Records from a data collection
++++++++++
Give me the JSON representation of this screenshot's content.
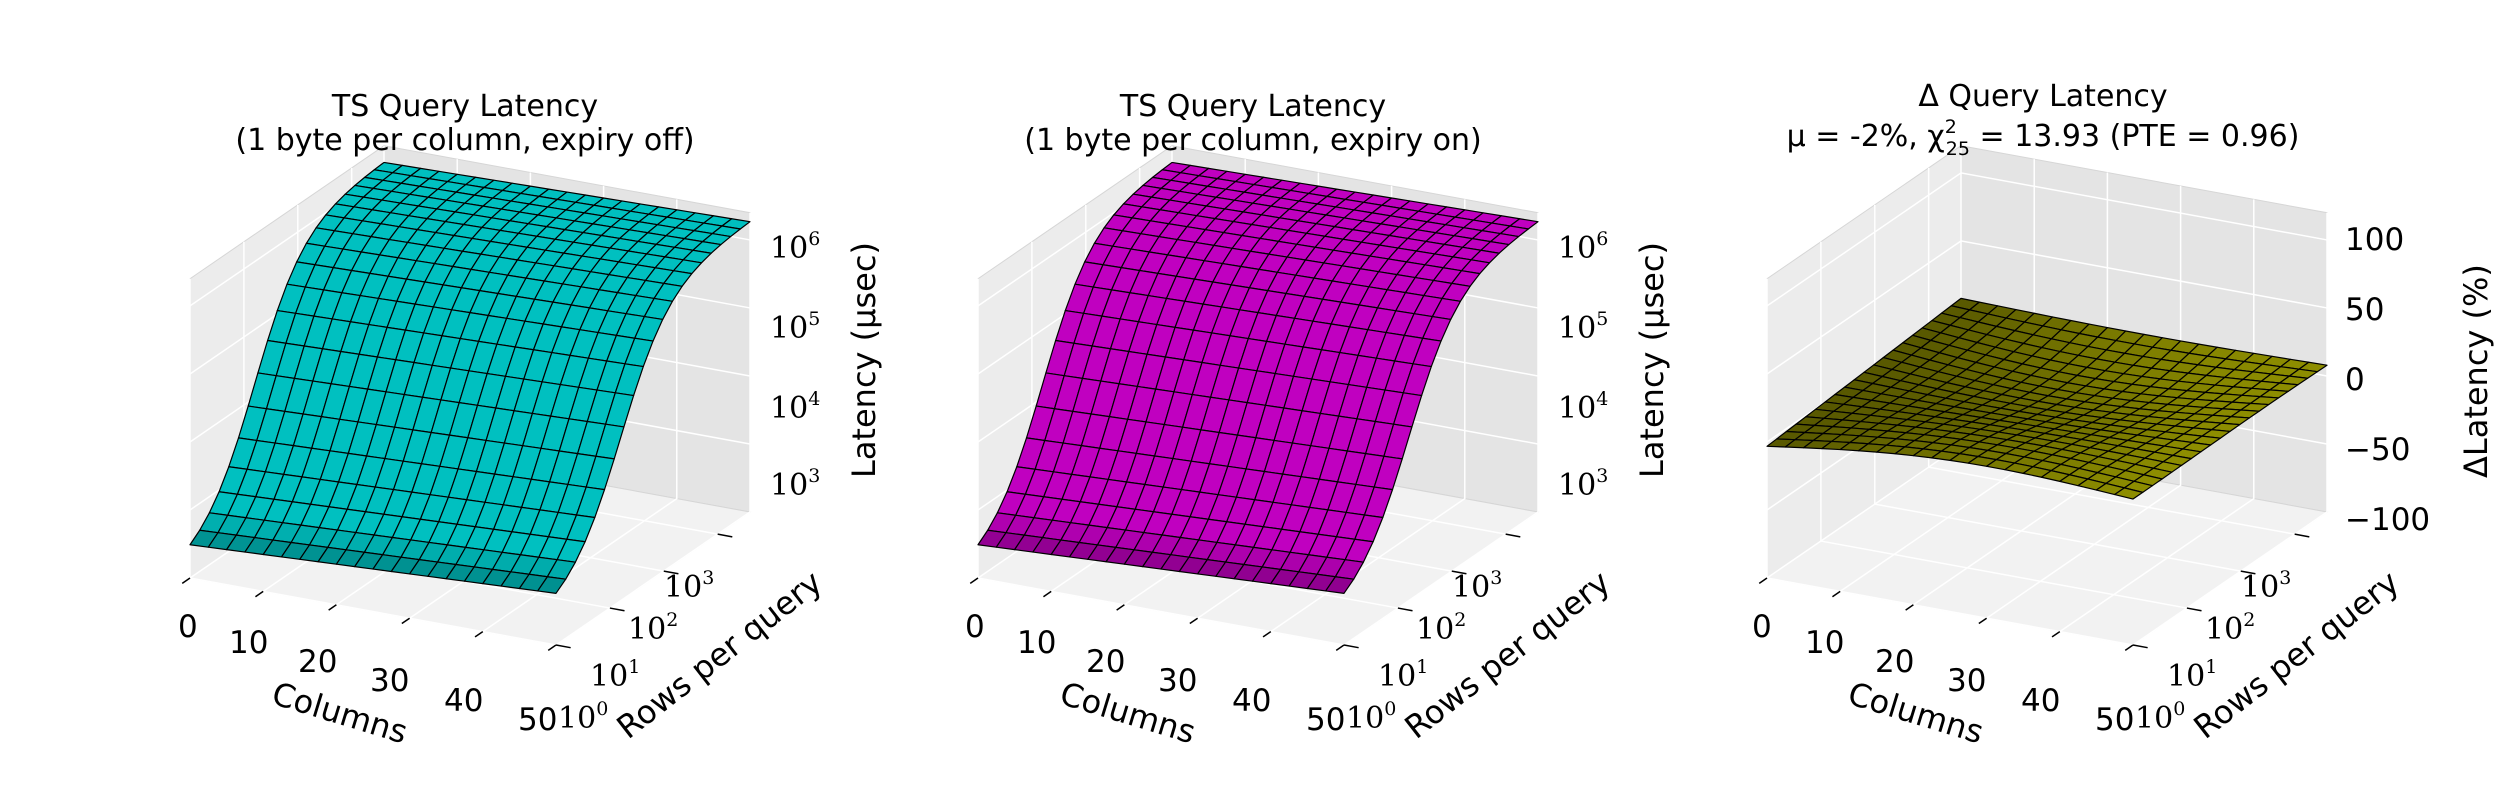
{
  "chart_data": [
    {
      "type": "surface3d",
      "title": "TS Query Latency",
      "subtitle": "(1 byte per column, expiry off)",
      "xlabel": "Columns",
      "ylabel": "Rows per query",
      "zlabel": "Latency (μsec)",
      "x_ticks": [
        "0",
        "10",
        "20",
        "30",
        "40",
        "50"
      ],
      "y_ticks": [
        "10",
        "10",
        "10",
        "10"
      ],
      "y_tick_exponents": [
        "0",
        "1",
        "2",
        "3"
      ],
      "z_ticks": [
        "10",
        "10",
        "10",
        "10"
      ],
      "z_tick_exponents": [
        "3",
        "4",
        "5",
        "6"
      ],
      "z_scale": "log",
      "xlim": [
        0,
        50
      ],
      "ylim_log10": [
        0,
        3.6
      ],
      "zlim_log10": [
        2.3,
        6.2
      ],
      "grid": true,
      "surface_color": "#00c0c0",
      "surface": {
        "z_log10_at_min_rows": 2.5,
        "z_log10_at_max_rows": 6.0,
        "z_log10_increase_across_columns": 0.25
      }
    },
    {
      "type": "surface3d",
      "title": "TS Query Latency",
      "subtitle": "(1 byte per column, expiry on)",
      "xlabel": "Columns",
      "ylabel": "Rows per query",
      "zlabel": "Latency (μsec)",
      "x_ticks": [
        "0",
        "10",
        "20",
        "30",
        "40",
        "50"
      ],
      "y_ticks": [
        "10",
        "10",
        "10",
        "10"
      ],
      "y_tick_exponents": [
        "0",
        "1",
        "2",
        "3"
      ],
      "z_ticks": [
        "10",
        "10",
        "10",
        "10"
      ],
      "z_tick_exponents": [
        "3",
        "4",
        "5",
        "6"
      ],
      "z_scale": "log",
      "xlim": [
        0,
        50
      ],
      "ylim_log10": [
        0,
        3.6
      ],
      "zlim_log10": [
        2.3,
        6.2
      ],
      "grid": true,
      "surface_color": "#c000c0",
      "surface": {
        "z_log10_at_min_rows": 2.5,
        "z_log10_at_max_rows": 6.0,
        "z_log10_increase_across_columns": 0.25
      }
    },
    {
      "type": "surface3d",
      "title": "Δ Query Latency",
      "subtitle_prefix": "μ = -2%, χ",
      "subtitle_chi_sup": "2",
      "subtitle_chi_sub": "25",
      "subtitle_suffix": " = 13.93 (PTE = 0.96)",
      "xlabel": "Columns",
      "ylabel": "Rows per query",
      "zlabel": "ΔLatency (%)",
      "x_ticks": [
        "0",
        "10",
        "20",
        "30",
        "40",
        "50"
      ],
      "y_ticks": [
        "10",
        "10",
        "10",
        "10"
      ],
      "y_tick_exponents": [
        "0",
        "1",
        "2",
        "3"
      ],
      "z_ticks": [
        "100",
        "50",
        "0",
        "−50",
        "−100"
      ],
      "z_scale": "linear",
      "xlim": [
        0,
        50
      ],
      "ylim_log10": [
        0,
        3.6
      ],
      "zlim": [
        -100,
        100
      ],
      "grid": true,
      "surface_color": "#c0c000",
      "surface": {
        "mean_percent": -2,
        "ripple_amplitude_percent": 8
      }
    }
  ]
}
++++++++++
**AIM:** Skip the pictures and transcribe the rest of the records exactly.

**CORRECT ANSWER:**
Give me the JSON representation of this screenshot's content.
{
  "chart_data": [
    {
      "type": "surface3d",
      "title": "TS Query Latency",
      "subtitle": "(1 byte per column, expiry off)",
      "xlabel": "Columns",
      "ylabel": "Rows per query",
      "zlabel": "Latency (μsec)",
      "x_ticks": [
        "0",
        "10",
        "20",
        "30",
        "40",
        "50"
      ],
      "y_ticks": [
        "10",
        "10",
        "10",
        "10"
      ],
      "y_tick_exponents": [
        "0",
        "1",
        "2",
        "3"
      ],
      "z_ticks": [
        "10",
        "10",
        "10",
        "10"
      ],
      "z_tick_exponents": [
        "3",
        "4",
        "5",
        "6"
      ],
      "z_scale": "log",
      "xlim": [
        0,
        50
      ],
      "ylim_log10": [
        0,
        3.6
      ],
      "zlim_log10": [
        2.3,
        6.2
      ],
      "grid": true,
      "surface_color": "#00c0c0",
      "surface": {
        "z_log10_at_min_rows": 2.5,
        "z_log10_at_max_rows": 6.0,
        "z_log10_increase_across_columns": 0.25
      }
    },
    {
      "type": "surface3d",
      "title": "TS Query Latency",
      "subtitle": "(1 byte per column, expiry on)",
      "xlabel": "Columns",
      "ylabel": "Rows per query",
      "zlabel": "Latency (μsec)",
      "x_ticks": [
        "0",
        "10",
        "20",
        "30",
        "40",
        "50"
      ],
      "y_ticks": [
        "10",
        "10",
        "10",
        "10"
      ],
      "y_tick_exponents": [
        "0",
        "1",
        "2",
        "3"
      ],
      "z_ticks": [
        "10",
        "10",
        "10",
        "10"
      ],
      "z_tick_exponents": [
        "3",
        "4",
        "5",
        "6"
      ],
      "z_scale": "log",
      "xlim": [
        0,
        50
      ],
      "ylim_log10": [
        0,
        3.6
      ],
      "zlim_log10": [
        2.3,
        6.2
      ],
      "grid": true,
      "surface_color": "#c000c0",
      "surface": {
        "z_log10_at_min_rows": 2.5,
        "z_log10_at_max_rows": 6.0,
        "z_log10_increase_across_columns": 0.25
      }
    },
    {
      "type": "surface3d",
      "title": "Δ Query Latency",
      "subtitle_prefix": "μ = -2%, χ",
      "subtitle_chi_sup": "2",
      "subtitle_chi_sub": "25",
      "subtitle_suffix": " = 13.93 (PTE = 0.96)",
      "xlabel": "Columns",
      "ylabel": "Rows per query",
      "zlabel": "ΔLatency (%)",
      "x_ticks": [
        "0",
        "10",
        "20",
        "30",
        "40",
        "50"
      ],
      "y_ticks": [
        "10",
        "10",
        "10",
        "10"
      ],
      "y_tick_exponents": [
        "0",
        "1",
        "2",
        "3"
      ],
      "z_ticks": [
        "100",
        "50",
        "0",
        "−50",
        "−100"
      ],
      "z_scale": "linear",
      "xlim": [
        0,
        50
      ],
      "ylim_log10": [
        0,
        3.6
      ],
      "zlim": [
        -100,
        100
      ],
      "grid": true,
      "surface_color": "#c0c000",
      "surface": {
        "mean_percent": -2,
        "ripple_amplitude_percent": 8
      }
    }
  ]
}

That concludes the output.